# GIVEN REQUEST
Gather, from the listing beneath this task, every line holding the string "could".

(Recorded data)
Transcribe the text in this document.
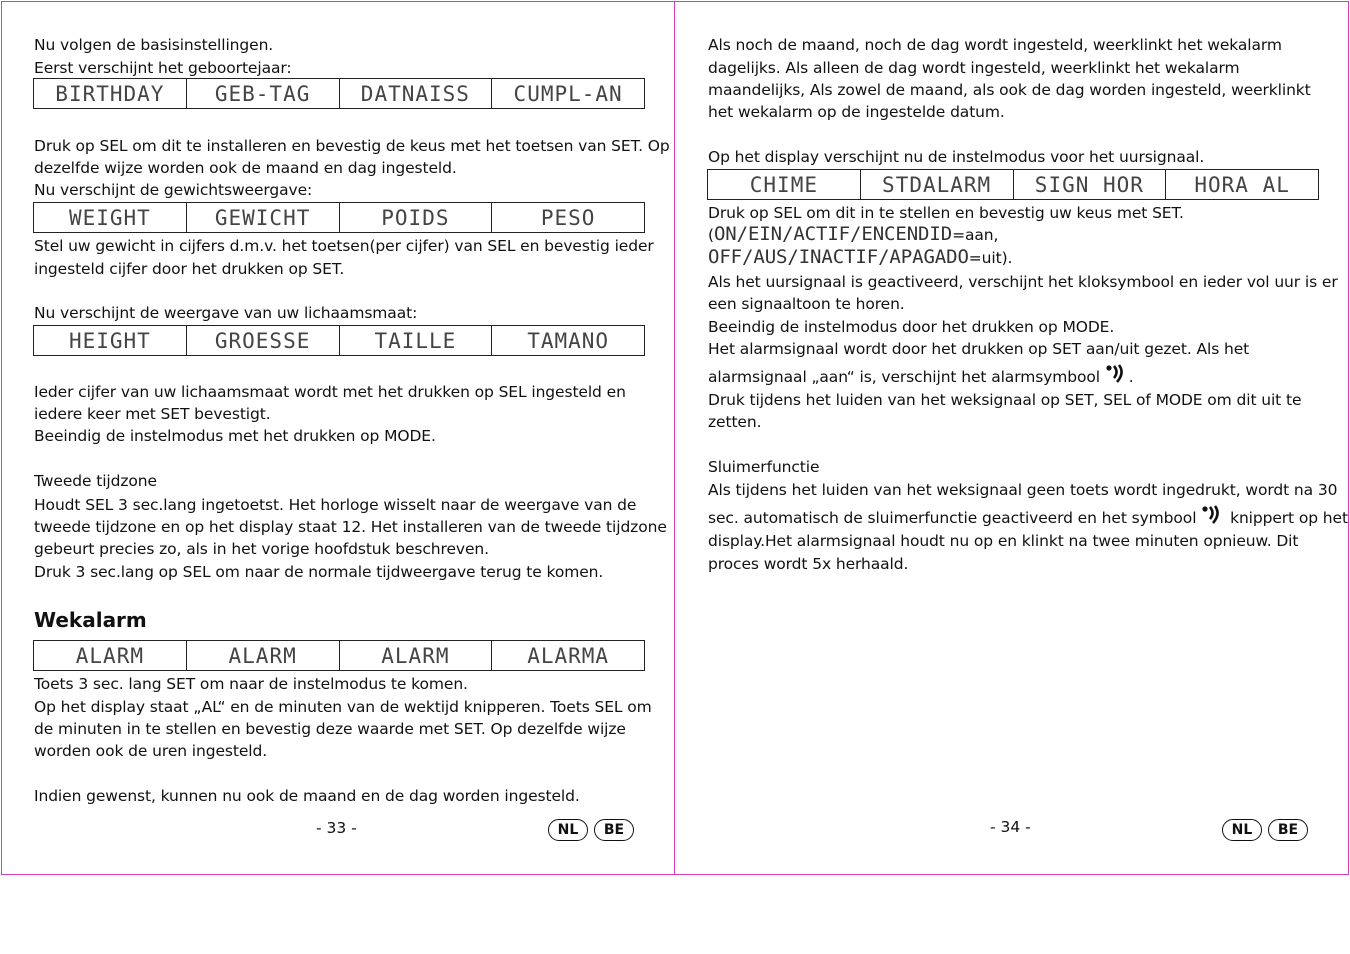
Nu volgen de basisinstellingen.
Eerst verschijnt het geboortejaar:
BIRTHDAY	GEB-TAG	DATNAISS	CUMPL-AN
Druk op SEL om dit te installeren en bevestig de keus met het toetsen van SET. Op
dezelfde wijze worden ook de maand en dag ingesteld.
Nu verschijnt de gewichtsweergave:
WEIGHT	GEWICHT	POIDS	PESO
Stel uw gewicht in cijfers d.m.v. het toetsen(per cijfer) van SEL en bevestig ieder
ingesteld cijfer door het drukken op SET.
Nu verschijnt de weergave van uw lichaamsmaat:
HEIGHT	GROESSE	TAILLE	TAMANO
Ieder cijfer van uw lichaamsmaat wordt met het drukken op SEL ingesteld en
iedere keer met SET bevestigt.
Beeindig de instelmodus met het drukken op MODE.
Tweede tijdzone
Houdt SEL 3 sec.lang ingetoetst. Het horloge wisselt naar de weergave van de
tweede tijdzone en op het display staat 12. Het installeren van de tweede tijdzone
gebeurt precies zo, als in het vorige hoofdstuk beschreven.
Druk 3 sec.lang op SEL om naar de normale tijdweergave terug te komen.
Wekalarm
ALARM	ALARM	ALARM	ALARMA
Toets 3 sec. lang SET om naar de instelmodus te komen.
Op het display staat „AL“ en de minuten van de wektijd knipperen. Toets SEL om
de minuten in te stellen en bevestig deze waarde met SET. Op dezelfde wijze
worden ook de uren ingesteld.
Indien gewenst, kunnen nu ook de maand en de dag worden ingesteld.
- 33 -	NL	BE
Als noch de maand, noch de dag wordt ingesteld, weerklinkt het wekalarm
dagelijks. Als alleen de dag wordt ingesteld, weerklinkt het wekalarm
maandelijks, Als zowel de maand, als ook de dag worden ingesteld, weerklinkt
het wekalarm op de ingestelde datum.
Op het display verschijnt nu de instelmodus voor het uursignaal.
CHIME	STDALARM	SIGN HOR	HORA AL
Druk op SEL om dit in te stellen en bevestig uw keus met SET.
(ON/EIN/ACTIF/ENCENDID=aan,
OFF/AUS/INACTIF/APAGADO=uit).
Als het uursignaal is geactiveerd, verschijnt het kloksymbool en ieder vol uur is er
een signaaltoon te horen.
Beeindig de instelmodus door het drukken op MODE.
Het alarmsignaal wordt door het drukken op SET aan/uit gezet. Als het
alarmsignaal „aan“ is, verschijnt het alarmsymbool .
Druk tijdens het luiden van het weksignaal op SET, SEL of MODE om dit uit te
zetten.
Sluimerfunctie
Als tijdens het luiden van het weksignaal geen toets wordt ingedrukt, wordt na 30
sec. automatisch de sluimerfunctie geactiveerd en het symbool knippert op het
display.Het alarmsignaal houdt nu op en klinkt na twee minuten opnieuw. Dit
proces wordt 5x herhaald.
- 34 -	NL	BE
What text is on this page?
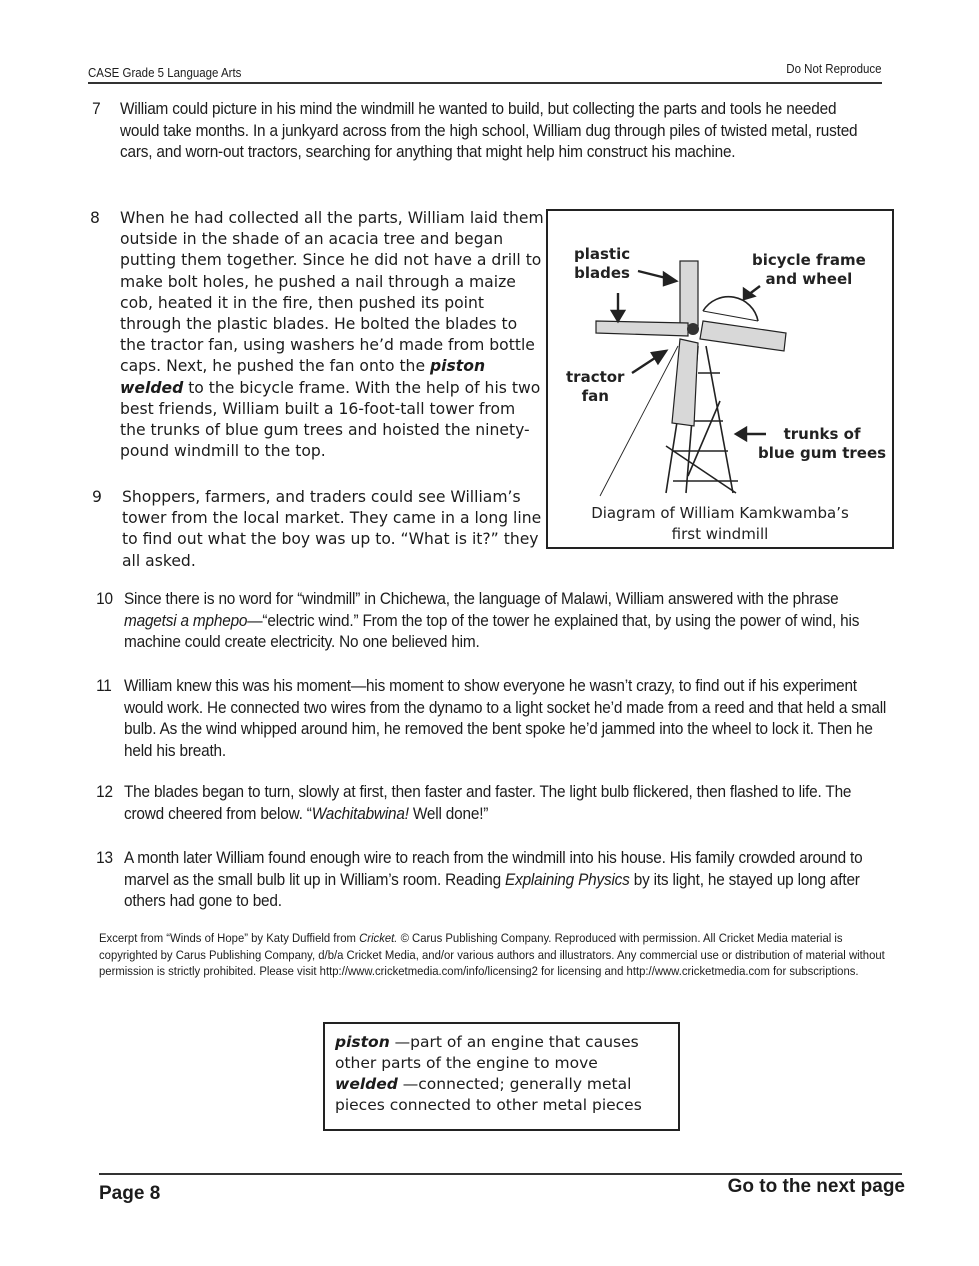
CASE Grade 5 Language Arts	Do Not Reproduce
7 William could picture in his mind the windmill he wanted to build, but collecting the parts and tools he needed would take months. In a junkyard across from the high school, William dug through piles of twisted metal, rusted cars, and worn-out tractors, searching for anything that might help him construct his machine.
8 When he had collected all the parts, William laid them outside in the shade of an acacia tree and began putting them together. Since he did not have a drill to make bolt holes, he pushed a nail through a maize cob, heated it in the fire, then pushed its point through the plastic blades. He bolted the blades to the tractor fan, using washers he’d made from bottle caps. Next, he pushed the fan onto the piston welded to the bicycle frame. With the help of his two best friends, William built a 16-foot-tall tower from the trunks of blue gum trees and hoisted the ninety-pound windmill to the top.
9 Shoppers, farmers, and traders could see William’s tower from the local market. They came in a long line to find out what the boy was up to. “What is it?” they all asked.
plastic
blades
bicycle frame
and wheel
tractor
fan
trunks of
blue gum trees
Diagram of William Kamkwamba’s
first windmill
10 Since there is no word for “windmill” in Chichewa, the language of Malawi, William answered with the phrase magetsi a mphepo—“electric wind.” From the top of the tower he explained that, by using the power of wind, his machine could create electricity. No one believed him.
11 William knew this was his moment—his moment to show everyone he wasn’t crazy, to find out if his experiment would work. He connected two wires from the dynamo to a light socket he’d made from a reed and that held a small bulb. As the wind whipped around him, he removed the bent spoke he’d jammed into the wheel to lock it. Then he held his breath.
12 The blades began to turn, slowly at first, then faster and faster. The light bulb flickered, then flashed to life. The crowd cheered from below. “Wachitabwina! Well done!”
13 A month later William found enough wire to reach from the windmill into his house. His family crowded around to marvel as the small bulb lit up in William’s room. Reading Explaining Physics by its light, he stayed up long after others had gone to bed.
Excerpt from “Winds of Hope” by Katy Duffield from Cricket. © Carus Publishing Company. Reproduced with permission. All Cricket Media material is copyrighted by Carus Publishing Company, d/b/a Cricket Media, and/or various authors and illustrators. Any commercial use or distribution of material without permission is strictly prohibited. Please visit http://www.cricketmedia.com/info/licensing2 for licensing and http://www.cricketmedia.com for subscriptions.
piston —part of an engine that causes other parts of the engine to move
welded —connected; generally metal pieces connected to other metal pieces
Page 8	Go to the next page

# ANSWER TO THIS TASK
7 William could picture in his mind the windmill he wanted to build, but collecting the parts and tools he needed would take months. In a junkyard across from the high school, William dug through piles of twisted metal, rusted cars, and worn-out tractors, searching for anything that might help him construct his machine.
9 Shoppers, farmers, and traders could see William’s tower from the local market. They came in a long line to find out what the boy was up to. “What is it?” they all asked.
10 Since there is no word for “windmill” in Chichewa, the language of Malawi, William answered with the phrase magetsi a mphepo—“electric wind.” From the top of the tower he explained that, by using the power of wind, his machine could create electricity. No one believed him.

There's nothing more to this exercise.